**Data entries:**
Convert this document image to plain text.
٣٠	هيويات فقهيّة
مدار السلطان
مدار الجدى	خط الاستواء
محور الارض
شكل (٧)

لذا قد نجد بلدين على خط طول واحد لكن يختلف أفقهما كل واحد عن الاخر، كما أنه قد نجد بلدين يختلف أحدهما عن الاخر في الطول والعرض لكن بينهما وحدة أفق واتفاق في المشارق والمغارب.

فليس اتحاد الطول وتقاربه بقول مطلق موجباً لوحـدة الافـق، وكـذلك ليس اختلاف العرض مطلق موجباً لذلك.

**Task objective:** Set every line of the listing down word for word.

**Task solution:**
Convert this document image to plain text.
٣٠	هيويات فقهيّة
مدار السلطان
مدار الجدى	خط الاستواء
محور الارض
شكل (٧)

لذا قد نجد بلدين على خط طول واحد لكن يختلف أفقهما كل واحد عن الاخر، كما أنه قد نجد بلدين يختلف أحدهما عن الاخر في الطول والعرض لكن بينهما وحدة أفق واتفاق في المشارق والمغارب.

فليس اتحاد الطول وتقاربه بقول مطلق موجباً لوحـدة الافـق، وكـذلك ليس اختلاف العرض مطلق موجباً لذلك.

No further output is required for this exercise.